=== AIM ===
Your task is to gather the lines below that hold the string "换购计划".

Data entries
▼

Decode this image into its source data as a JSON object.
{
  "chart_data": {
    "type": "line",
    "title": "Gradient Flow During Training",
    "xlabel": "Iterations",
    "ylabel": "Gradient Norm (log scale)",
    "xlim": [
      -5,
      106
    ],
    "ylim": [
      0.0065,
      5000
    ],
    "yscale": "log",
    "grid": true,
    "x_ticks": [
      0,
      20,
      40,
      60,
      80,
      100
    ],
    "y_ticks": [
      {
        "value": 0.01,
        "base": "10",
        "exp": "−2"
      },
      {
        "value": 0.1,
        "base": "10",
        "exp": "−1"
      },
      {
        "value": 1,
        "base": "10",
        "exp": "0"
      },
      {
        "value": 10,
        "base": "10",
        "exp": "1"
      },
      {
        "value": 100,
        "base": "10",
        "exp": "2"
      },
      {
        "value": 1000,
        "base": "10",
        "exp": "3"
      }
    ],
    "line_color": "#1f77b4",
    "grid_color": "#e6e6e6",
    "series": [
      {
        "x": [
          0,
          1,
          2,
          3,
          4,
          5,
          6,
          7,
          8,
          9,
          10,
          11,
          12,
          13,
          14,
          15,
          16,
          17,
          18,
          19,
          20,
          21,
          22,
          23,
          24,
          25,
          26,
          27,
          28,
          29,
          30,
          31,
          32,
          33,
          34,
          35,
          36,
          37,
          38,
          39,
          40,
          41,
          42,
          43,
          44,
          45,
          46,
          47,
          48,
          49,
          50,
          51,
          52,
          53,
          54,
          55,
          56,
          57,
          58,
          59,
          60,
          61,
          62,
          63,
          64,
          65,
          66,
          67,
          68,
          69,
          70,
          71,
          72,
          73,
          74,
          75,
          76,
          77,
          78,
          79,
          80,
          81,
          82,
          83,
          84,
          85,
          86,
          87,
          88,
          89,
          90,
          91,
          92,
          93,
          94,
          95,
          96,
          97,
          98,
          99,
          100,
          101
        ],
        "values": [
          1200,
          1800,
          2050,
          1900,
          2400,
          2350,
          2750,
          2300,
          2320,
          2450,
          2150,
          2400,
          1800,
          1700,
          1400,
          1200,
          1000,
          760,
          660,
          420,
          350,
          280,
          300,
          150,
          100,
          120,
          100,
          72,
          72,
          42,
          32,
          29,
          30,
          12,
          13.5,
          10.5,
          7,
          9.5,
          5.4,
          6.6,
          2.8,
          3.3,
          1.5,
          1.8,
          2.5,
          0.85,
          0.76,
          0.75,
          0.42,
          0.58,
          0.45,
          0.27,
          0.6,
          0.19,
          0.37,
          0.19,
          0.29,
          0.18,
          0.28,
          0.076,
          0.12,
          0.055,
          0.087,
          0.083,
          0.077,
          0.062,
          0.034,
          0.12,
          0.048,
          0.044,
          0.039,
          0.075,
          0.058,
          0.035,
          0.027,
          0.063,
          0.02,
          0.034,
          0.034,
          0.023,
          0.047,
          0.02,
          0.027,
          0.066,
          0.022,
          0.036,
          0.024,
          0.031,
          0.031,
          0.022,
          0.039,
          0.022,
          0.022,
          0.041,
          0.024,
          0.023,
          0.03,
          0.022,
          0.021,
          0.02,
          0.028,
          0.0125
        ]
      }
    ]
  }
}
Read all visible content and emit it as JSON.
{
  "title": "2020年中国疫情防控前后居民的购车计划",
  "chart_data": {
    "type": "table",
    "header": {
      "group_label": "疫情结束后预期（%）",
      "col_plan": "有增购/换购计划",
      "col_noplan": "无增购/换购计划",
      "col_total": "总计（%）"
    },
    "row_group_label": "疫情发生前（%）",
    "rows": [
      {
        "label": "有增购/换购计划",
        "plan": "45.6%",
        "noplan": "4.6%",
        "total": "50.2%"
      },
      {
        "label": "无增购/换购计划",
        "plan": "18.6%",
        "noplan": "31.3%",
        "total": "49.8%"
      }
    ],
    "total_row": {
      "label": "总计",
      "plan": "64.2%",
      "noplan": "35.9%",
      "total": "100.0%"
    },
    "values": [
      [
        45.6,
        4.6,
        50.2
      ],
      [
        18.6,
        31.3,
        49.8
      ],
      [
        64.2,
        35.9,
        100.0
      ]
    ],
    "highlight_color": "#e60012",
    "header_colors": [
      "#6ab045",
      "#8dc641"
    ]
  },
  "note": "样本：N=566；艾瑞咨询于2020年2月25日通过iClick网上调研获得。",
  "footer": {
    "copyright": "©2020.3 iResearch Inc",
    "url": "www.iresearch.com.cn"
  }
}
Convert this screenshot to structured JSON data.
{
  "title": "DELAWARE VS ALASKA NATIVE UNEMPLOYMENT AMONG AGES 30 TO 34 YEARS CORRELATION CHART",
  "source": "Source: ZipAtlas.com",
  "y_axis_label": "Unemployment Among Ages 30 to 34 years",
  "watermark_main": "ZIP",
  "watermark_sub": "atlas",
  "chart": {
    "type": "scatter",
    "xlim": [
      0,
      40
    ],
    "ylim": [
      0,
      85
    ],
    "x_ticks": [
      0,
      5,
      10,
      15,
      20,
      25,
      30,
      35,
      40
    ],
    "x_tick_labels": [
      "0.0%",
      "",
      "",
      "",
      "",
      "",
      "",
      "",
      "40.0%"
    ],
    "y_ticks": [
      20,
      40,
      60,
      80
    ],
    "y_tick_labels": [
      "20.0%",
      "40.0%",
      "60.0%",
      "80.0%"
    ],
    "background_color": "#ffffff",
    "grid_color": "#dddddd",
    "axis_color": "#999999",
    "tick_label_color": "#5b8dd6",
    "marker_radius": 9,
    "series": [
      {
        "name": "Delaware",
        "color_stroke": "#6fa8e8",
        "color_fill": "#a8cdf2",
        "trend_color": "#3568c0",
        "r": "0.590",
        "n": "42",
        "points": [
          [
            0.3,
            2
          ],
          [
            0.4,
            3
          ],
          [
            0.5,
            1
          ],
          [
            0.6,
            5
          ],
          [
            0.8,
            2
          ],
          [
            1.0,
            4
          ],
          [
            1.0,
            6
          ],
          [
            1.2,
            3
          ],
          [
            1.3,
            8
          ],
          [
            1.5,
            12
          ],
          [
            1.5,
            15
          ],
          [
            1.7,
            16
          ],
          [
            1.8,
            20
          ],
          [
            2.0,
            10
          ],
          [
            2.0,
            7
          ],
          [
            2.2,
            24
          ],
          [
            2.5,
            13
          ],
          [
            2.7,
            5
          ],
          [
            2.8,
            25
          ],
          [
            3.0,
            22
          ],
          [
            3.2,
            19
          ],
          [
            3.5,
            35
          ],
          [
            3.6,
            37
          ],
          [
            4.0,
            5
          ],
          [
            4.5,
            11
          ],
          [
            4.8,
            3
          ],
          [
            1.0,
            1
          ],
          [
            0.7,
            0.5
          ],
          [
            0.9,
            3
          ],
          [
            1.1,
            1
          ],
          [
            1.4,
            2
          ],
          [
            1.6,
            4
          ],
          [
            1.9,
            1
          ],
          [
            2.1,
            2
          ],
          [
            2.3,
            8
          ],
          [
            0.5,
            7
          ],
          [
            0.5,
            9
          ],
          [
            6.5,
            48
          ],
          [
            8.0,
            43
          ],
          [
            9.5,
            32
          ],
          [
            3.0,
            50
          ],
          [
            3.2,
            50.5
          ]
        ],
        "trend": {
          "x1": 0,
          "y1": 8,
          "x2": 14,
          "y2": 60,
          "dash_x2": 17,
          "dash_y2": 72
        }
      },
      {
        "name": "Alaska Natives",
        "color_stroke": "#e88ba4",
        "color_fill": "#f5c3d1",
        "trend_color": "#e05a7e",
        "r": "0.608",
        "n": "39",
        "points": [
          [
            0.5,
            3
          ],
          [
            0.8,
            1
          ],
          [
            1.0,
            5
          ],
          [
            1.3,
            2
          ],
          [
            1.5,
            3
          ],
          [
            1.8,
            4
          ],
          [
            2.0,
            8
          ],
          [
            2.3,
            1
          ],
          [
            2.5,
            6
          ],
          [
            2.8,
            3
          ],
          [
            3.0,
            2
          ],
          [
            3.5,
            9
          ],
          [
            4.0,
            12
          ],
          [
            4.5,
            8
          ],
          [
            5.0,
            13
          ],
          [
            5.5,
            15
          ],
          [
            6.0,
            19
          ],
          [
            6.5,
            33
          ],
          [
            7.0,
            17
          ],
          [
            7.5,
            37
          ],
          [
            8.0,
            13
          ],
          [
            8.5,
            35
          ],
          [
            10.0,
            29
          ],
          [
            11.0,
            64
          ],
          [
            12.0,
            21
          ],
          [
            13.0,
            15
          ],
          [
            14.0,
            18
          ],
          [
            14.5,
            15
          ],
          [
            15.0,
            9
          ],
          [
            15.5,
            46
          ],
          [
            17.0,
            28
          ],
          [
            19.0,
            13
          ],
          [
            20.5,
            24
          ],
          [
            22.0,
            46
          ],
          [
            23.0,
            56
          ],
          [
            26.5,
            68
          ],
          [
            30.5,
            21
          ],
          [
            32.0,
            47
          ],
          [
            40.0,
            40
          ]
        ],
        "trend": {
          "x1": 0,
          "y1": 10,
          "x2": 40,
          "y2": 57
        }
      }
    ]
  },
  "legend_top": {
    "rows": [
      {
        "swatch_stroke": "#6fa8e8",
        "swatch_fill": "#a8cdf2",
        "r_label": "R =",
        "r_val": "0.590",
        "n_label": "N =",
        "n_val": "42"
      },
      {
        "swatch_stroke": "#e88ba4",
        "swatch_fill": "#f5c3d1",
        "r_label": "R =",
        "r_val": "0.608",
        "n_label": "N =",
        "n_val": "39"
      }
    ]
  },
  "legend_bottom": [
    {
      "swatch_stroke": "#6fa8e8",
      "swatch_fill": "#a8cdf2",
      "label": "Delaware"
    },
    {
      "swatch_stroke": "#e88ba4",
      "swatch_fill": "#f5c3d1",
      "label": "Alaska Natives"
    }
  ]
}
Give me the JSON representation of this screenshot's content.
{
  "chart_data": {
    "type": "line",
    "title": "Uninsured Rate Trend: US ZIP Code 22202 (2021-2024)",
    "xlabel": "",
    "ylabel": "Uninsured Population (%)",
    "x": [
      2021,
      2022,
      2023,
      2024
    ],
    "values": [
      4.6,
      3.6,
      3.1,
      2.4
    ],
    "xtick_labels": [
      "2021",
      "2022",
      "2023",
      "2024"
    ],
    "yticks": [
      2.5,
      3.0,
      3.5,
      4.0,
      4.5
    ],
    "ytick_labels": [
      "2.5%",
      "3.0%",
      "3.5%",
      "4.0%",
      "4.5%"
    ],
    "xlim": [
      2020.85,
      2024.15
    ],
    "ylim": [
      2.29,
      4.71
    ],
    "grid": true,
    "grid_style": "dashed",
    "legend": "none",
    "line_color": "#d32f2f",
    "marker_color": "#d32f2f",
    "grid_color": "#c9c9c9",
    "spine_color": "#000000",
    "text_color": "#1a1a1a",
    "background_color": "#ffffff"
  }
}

▲

=== OUTPUT OF THE TASK ===
      "col_plan": "有增购/换购计划",
      "col_noplan": "无增购/换购计划",
        "label": "有增购/换购计划",
        "label": "无增购/换购计划",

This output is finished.